What you need to do
Reproduce the data below in full and exclude every picture.

Provided records
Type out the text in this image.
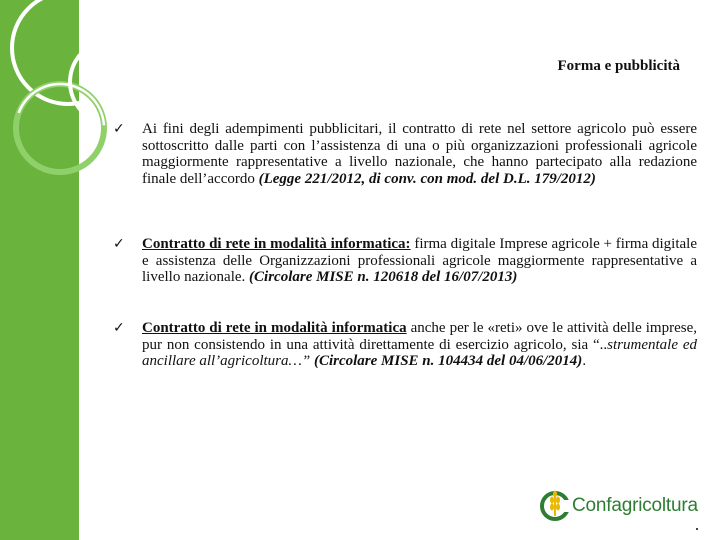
Forma e pubblicità
✓ Ai fini degli adempimenti pubblicitari, il contratto di rete nel settore agricolo può essere sottoscritto dalle parti con l’assistenza di una o più organizzazioni professionali agricole maggiormente rappresentative a livello nazionale, che hanno partecipato alla redazione finale dell’accordo (Legge 221/2012, di conv. con mod. del D.L. 179/2012)
✓ Contratto di rete in modalità informatica: firma digitale Imprese agricole + firma digitale e assistenza delle Organizzazioni professionali agricole maggiormente rappresentative a livello nazionale. (Circolare MISE n. 120618 del 16/07/2013)
✓ Contratto di rete in modalità informatica anche per le «reti» ove le attività delle imprese, pur non consistendo in una attività direttamente di esercizio agricolo, sia “..strumentale ed ancillare all’agricoltura…” (Circolare MISE n. 104434 del 04/06/2014).
Confagricoltura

Correct output
Type out the text in this image.
Forma e pubblicità
✓ Ai fini degli adempimenti pubblicitari, il contratto di rete nel settore agricolo può essere sottoscritto dalle parti con l’assistenza di una o più organizzazioni professionali agricole maggiormente rappresentative a livello nazionale, che hanno partecipato alla redazione finale dell’accordo (Legge 221/2012, di conv. con mod. del D.L. 179/2012)
✓ Contratto di rete in modalità informatica: firma digitale Imprese agricole + firma digitale e assistenza delle Organizzazioni professionali agricole maggiormente rappresentative a livello nazionale. (Circolare MISE n. 120618 del 16/07/2013)
✓ Contratto di rete in modalità informatica anche per le «reti» ove le attività delle imprese, pur non consistendo in una attività direttamente di esercizio agricolo, sia “..strumentale ed ancillare all’agricoltura…” (Circolare MISE n. 104434 del 04/06/2014).
Confagricoltura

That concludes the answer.